=== Task ===
In the entries below, count every line with the word "structured". Return only the count.

=== Dataset extract ===
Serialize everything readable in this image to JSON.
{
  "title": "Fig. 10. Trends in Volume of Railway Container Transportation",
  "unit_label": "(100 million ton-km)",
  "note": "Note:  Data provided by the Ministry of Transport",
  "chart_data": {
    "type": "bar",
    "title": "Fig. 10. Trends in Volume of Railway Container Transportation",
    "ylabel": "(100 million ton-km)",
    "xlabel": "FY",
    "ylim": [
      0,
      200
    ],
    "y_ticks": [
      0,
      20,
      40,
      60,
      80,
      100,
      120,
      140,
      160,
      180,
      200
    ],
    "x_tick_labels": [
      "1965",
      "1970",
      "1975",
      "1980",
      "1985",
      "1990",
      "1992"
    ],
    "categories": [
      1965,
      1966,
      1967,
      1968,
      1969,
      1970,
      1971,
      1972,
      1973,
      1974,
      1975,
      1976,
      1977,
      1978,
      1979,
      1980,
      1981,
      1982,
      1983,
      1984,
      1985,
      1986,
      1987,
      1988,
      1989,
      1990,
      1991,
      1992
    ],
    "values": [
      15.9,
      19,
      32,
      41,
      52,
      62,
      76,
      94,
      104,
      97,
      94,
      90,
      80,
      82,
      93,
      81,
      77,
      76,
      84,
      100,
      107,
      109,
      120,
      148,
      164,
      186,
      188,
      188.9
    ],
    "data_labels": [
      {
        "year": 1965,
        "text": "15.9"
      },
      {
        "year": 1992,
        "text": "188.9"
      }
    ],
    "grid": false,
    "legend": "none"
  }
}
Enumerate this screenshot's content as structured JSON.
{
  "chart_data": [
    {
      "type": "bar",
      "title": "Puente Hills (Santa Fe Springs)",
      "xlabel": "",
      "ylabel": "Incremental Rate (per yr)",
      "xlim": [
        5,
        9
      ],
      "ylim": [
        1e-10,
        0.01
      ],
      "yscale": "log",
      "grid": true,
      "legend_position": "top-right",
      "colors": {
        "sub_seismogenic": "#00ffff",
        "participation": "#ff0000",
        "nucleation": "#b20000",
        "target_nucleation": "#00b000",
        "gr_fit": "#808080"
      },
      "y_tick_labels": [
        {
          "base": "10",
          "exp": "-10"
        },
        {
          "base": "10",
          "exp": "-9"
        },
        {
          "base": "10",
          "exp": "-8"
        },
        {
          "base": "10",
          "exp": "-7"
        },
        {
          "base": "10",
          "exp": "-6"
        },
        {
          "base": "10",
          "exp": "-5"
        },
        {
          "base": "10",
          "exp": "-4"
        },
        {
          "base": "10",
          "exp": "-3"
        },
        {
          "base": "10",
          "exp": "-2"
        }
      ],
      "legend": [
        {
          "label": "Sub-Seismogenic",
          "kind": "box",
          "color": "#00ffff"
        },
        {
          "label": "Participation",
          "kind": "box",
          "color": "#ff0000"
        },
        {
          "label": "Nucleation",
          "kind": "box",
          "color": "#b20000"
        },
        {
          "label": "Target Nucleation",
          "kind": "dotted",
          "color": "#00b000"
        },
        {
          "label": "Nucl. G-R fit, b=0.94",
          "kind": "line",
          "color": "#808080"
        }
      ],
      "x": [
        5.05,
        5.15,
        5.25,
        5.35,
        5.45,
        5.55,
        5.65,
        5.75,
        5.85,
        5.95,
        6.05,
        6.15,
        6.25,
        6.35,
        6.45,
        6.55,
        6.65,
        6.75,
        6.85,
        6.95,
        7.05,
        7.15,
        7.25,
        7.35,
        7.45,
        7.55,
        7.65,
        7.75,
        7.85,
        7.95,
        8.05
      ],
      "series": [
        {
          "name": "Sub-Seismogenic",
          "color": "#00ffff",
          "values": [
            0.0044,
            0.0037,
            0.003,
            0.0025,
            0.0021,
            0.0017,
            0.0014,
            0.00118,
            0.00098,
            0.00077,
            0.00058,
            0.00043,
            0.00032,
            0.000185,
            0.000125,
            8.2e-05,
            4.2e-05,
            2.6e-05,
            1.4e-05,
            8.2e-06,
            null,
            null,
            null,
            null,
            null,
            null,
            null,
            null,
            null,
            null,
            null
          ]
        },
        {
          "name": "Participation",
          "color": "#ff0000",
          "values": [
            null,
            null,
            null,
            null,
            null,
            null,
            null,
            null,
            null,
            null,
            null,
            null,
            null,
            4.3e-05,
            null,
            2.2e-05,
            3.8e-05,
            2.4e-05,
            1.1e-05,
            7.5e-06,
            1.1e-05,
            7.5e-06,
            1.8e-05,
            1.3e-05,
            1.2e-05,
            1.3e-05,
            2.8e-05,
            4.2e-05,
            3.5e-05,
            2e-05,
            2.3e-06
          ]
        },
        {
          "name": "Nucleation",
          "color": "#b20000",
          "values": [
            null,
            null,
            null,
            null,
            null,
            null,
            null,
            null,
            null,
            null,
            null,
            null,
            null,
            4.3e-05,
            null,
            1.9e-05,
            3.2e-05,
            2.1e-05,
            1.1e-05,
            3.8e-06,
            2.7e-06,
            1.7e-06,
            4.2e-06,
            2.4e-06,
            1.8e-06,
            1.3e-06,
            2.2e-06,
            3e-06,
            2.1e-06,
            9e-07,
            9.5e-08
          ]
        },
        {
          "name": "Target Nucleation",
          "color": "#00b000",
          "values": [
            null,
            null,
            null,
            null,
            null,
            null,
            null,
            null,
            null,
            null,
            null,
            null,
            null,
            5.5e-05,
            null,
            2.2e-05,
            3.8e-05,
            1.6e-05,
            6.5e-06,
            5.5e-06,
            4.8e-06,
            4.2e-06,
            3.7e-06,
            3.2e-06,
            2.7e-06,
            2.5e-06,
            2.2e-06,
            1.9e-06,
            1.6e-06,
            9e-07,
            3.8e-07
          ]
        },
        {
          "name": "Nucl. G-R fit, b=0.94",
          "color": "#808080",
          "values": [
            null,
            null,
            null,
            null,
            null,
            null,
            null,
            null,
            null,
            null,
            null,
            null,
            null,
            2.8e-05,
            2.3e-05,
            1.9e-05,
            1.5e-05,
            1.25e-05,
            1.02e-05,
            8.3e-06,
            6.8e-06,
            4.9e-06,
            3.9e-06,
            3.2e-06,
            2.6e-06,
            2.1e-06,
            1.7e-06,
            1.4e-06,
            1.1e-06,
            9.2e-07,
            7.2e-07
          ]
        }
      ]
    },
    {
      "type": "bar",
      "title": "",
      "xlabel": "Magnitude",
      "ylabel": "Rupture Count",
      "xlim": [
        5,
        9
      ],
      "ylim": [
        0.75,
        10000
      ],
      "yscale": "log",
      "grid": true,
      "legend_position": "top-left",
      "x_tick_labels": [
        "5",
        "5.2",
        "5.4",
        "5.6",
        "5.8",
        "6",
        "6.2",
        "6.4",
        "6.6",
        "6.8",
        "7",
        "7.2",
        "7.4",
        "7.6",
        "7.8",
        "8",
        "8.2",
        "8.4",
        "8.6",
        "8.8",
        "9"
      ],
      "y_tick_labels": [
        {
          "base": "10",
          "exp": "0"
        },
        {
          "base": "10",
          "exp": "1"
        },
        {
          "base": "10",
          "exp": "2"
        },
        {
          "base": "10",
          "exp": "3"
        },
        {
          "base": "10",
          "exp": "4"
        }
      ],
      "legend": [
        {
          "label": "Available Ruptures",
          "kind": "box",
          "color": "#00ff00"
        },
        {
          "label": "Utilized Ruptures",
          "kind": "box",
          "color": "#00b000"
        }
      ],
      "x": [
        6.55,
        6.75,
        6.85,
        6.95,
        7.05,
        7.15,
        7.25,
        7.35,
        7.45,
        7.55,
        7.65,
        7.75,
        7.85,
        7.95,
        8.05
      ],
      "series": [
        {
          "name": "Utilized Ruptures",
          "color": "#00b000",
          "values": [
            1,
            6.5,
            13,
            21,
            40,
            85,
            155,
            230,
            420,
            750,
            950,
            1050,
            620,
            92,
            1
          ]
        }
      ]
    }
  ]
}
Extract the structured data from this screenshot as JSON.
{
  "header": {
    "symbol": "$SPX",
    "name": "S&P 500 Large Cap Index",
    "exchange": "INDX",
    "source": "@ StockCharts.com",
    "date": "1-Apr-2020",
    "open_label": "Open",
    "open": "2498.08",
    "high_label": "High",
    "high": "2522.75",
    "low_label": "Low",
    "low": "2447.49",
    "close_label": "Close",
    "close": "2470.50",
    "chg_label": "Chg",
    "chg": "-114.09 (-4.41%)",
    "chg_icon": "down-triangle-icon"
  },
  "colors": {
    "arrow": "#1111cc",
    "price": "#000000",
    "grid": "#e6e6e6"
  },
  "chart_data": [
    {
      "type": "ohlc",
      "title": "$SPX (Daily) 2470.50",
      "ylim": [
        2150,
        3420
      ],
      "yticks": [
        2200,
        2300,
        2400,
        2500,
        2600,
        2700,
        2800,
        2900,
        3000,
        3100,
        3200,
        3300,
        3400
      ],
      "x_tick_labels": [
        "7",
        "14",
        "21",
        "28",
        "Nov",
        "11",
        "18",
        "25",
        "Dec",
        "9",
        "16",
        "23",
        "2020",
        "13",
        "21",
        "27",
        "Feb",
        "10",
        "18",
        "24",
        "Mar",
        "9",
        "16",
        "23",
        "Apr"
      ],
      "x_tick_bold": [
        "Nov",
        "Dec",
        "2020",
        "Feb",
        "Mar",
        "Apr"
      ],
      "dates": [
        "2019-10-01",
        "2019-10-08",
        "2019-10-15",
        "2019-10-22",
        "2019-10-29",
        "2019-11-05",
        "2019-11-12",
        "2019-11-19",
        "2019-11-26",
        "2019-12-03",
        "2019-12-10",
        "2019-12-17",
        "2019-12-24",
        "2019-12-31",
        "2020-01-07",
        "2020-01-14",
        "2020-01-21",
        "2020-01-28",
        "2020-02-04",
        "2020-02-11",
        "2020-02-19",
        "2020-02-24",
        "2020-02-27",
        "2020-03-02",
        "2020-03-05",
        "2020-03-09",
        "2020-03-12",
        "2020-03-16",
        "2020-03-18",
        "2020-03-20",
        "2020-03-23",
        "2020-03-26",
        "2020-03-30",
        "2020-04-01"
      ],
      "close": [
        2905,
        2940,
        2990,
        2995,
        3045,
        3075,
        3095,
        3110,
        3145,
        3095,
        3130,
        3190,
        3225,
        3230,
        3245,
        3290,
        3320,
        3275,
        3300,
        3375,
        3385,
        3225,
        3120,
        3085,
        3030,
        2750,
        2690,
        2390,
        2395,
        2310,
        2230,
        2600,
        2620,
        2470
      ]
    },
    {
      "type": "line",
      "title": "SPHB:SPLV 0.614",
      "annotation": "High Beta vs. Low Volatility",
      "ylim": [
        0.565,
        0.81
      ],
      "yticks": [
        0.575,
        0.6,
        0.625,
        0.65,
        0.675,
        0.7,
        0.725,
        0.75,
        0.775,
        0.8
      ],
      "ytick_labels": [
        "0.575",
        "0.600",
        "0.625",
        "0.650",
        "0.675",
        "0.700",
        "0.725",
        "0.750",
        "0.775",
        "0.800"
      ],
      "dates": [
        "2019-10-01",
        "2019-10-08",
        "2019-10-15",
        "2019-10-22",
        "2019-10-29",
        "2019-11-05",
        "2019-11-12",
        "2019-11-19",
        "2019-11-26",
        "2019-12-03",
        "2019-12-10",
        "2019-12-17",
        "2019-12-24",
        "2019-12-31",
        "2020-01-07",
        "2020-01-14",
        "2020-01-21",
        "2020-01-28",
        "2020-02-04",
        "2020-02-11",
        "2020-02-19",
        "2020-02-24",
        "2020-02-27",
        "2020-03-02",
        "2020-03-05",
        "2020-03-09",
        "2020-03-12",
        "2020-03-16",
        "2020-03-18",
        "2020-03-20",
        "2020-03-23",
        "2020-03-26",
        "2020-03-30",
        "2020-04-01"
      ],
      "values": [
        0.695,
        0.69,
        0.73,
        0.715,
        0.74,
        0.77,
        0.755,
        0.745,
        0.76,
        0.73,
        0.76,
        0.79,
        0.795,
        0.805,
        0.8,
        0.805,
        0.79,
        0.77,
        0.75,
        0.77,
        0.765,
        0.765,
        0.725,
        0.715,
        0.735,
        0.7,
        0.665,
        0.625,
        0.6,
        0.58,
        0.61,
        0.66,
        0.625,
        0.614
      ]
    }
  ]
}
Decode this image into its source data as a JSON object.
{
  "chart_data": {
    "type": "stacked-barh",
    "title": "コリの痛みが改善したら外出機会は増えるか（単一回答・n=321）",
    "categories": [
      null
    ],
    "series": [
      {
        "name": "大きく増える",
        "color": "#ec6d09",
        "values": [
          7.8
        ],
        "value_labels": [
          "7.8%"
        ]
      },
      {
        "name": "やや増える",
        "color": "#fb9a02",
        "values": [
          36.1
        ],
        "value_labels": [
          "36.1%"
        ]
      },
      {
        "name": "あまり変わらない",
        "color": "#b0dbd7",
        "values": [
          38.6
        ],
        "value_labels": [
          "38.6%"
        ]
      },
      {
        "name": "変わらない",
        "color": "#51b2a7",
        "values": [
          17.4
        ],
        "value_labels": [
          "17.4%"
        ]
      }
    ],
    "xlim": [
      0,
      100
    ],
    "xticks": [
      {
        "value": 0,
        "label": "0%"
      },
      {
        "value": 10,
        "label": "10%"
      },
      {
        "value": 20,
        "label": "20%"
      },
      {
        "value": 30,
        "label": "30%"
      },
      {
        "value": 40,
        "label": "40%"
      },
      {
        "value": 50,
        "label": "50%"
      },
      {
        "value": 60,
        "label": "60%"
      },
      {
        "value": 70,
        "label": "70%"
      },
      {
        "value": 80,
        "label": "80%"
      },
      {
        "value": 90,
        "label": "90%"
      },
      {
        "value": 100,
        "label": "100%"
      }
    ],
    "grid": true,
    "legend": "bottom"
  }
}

=== Task result ===
2